Written request ▸ The material below should be written out in full and exactly; pictures stay out of the copy.

Records from a data collection
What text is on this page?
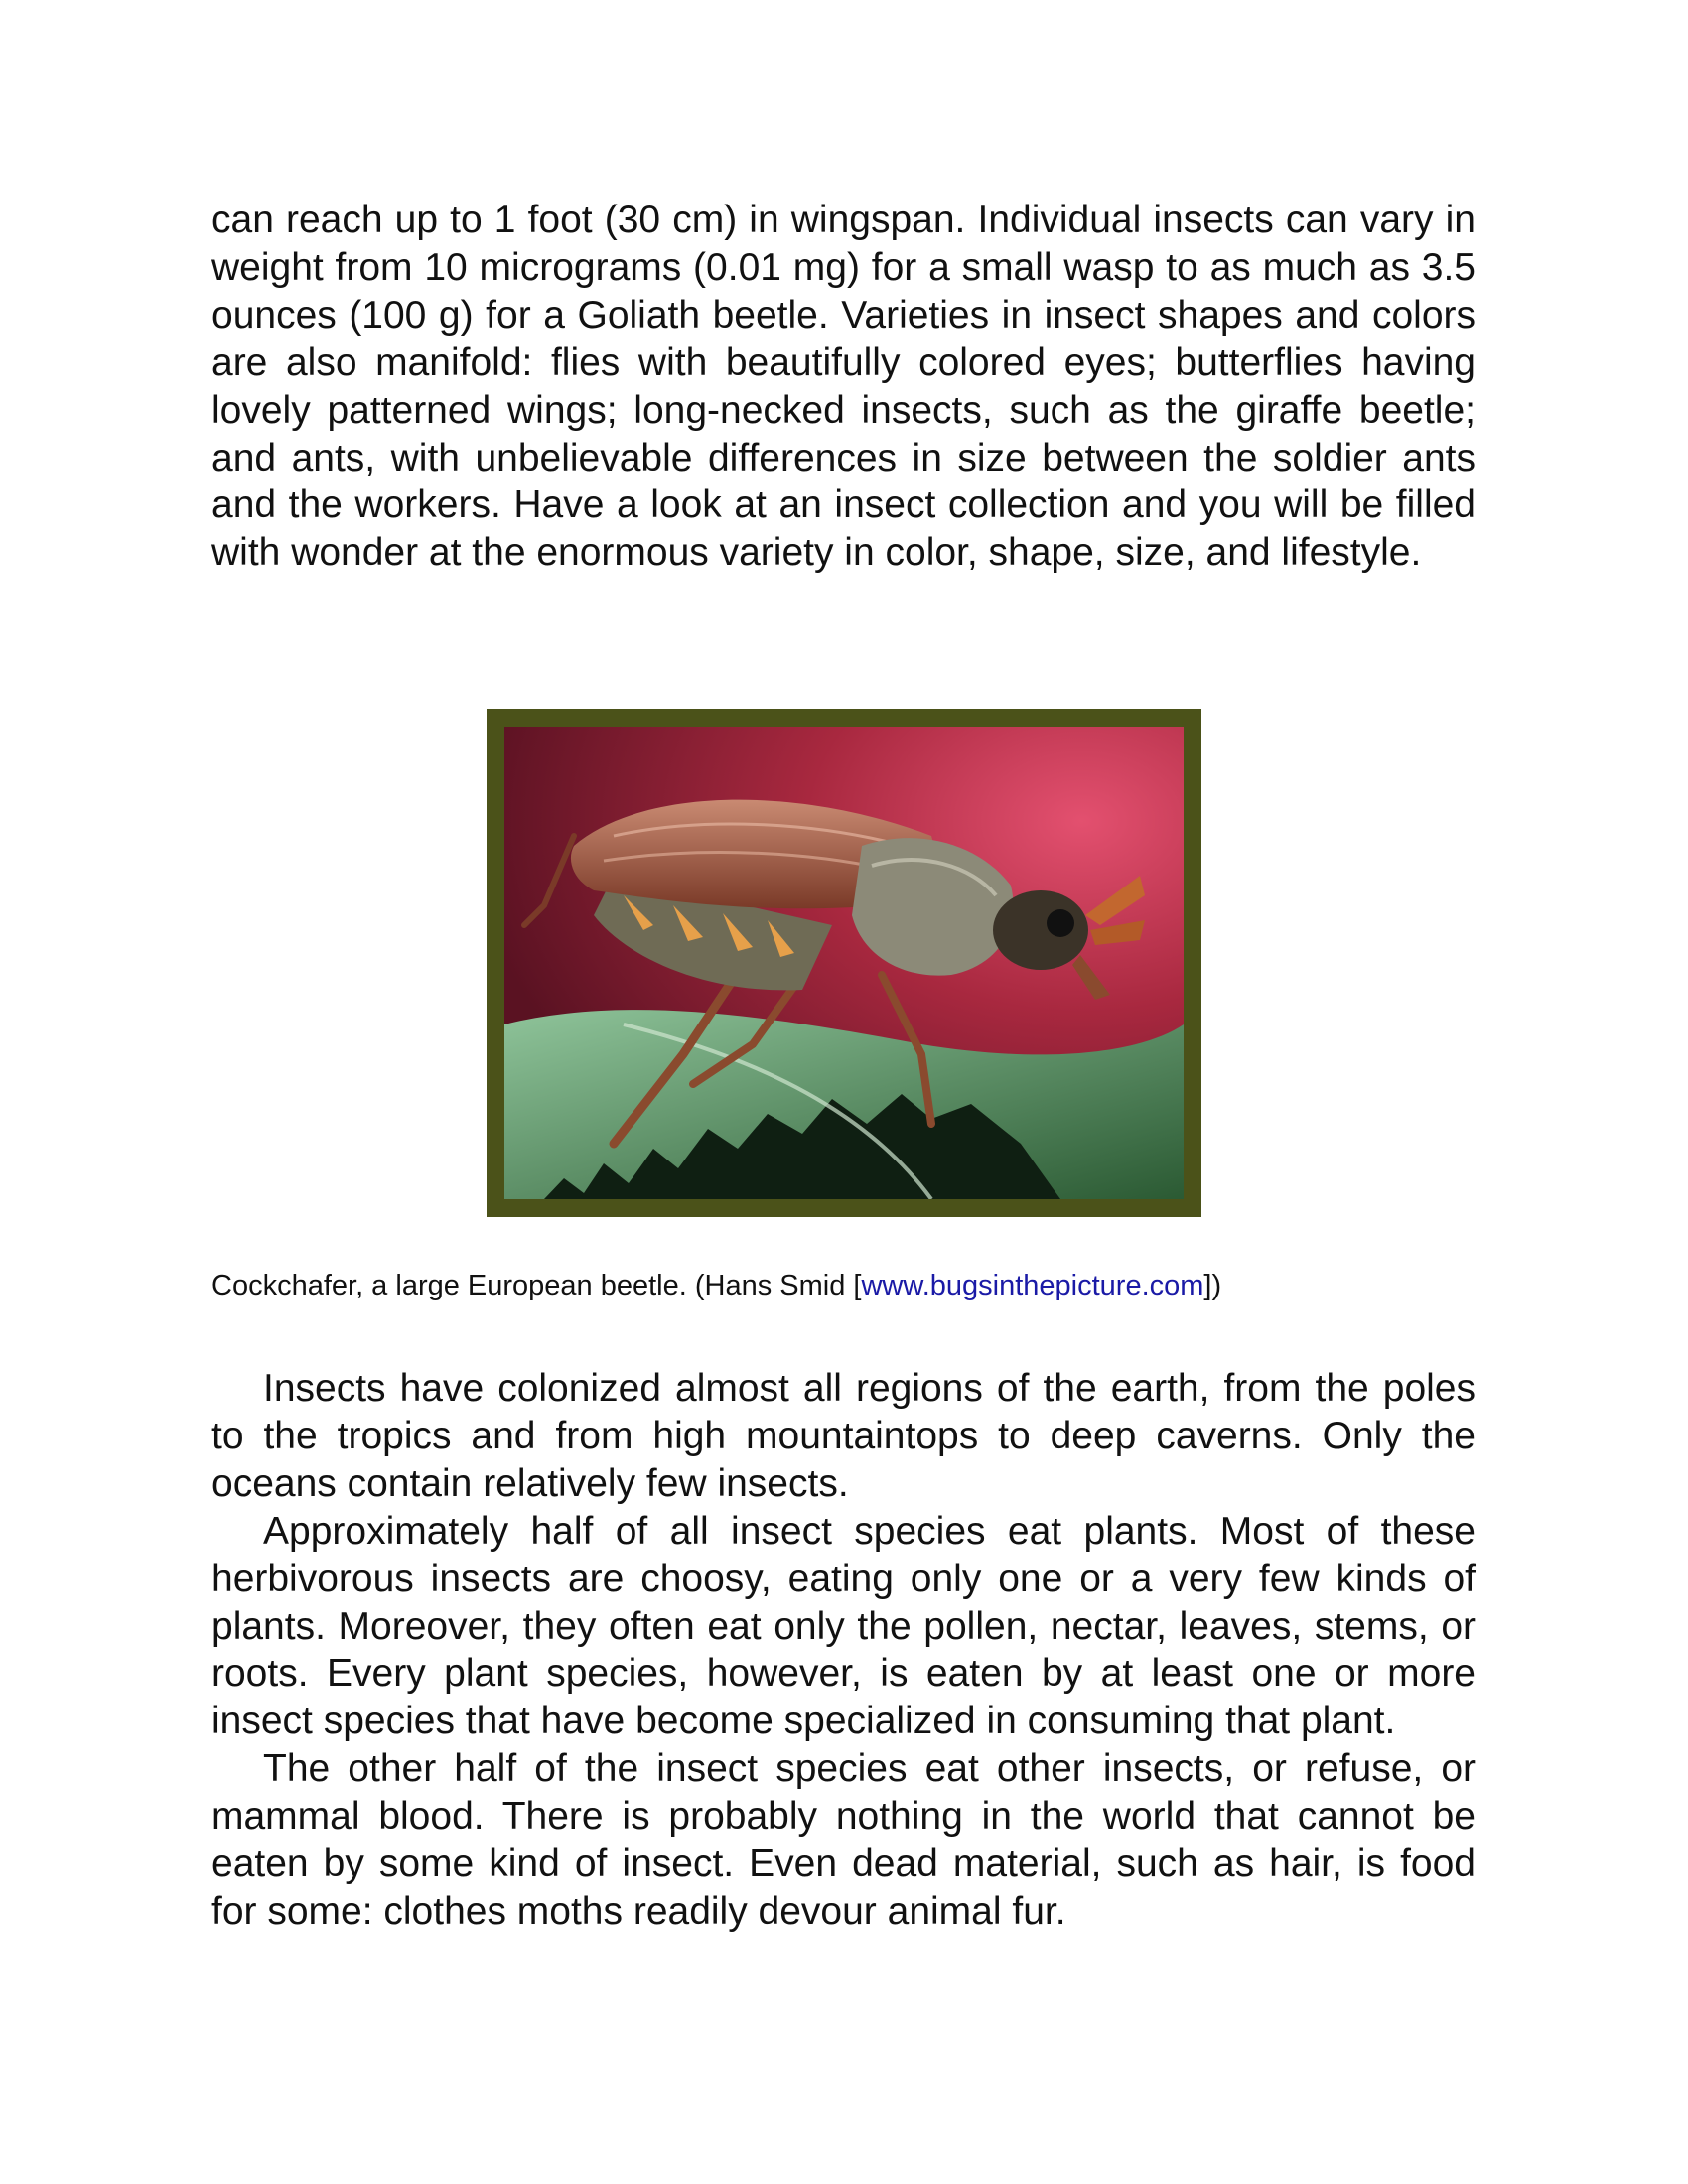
can reach up to 1 foot (30 cm) in wingspan. Individual insects can vary in weight from 10 micrograms (0.01 mg) for a small wasp to as much as 3.5 ounces (100 g) for a Goliath beetle. Varieties in insect shapes and colors are also manifold: flies with beautifully colored eyes; butterflies having lovely patterned wings; long-necked insects, such as the giraffe beetle; and ants, with unbelievable differences in size between the soldier ants and the workers. Have a look at an insect collection and you will be filled with wonder at the enormous variety in color, shape, size, and lifestyle.

Cockchafer, a large European beetle. (Hans Smid [www.bugsinthepicture.com])

Insects have colonized almost all regions of the earth, from the poles to the tropics and from high mountaintops to deep caverns. Only the oceans contain relatively few insects.

Approximately half of all insect species eat plants. Most of these herbivorous insects are choosy, eating only one or a very few kinds of plants. Moreover, they often eat only the pollen, nectar, leaves, stems, or roots. Every plant species, however, is eaten by at least one or more insect species that have become specialized in consuming that plant.

The other half of the insect species eat other insects, or refuse, or mammal blood. There is probably nothing in the world that cannot be eaten by some kind of insect. Even dead material, such as hair, is food for some: clothes moths readily devour animal fur.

Full output ▸
What text is on this page?
can reach up to 1 foot (30 cm) in wingspan. Individual insects can vary in weight from 10 micrograms (0.01 mg) for a small wasp to as much as 3.5 ounces (100 g) for a Goliath beetle. Varieties in insect shapes and colors are also manifold: flies with beautifully colored eyes; butterflies having lovely patterned wings; long-necked insects, such as the giraffe beetle; and ants, with unbelievable differences in size between the soldier ants and the workers. Have a look at an insect collection and you will be filled with wonder at the enormous variety in color, shape, size, and lifestyle.

Cockchafer, a large European beetle. (Hans Smid [www.bugsinthepicture.com])

Insects have colonized almost all regions of the earth, from the poles to the tropics and from high mountaintops to deep caverns. Only the oceans contain relatively few insects.

Approximately half of all insect species eat plants. Most of these herbivorous insects are choosy, eating only one or a very few kinds of plants. Moreover, they often eat only the pollen, nectar, leaves, stems, or roots. Every plant species, however, is eaten by at least one or more insect species that have become specialized in consuming that plant.

The other half of the insect species eat other insects, or refuse, or mammal blood. There is probably nothing in the world that cannot be eaten by some kind of insect. Even dead material, such as hair, is food for some: clothes moths readily devour animal fur.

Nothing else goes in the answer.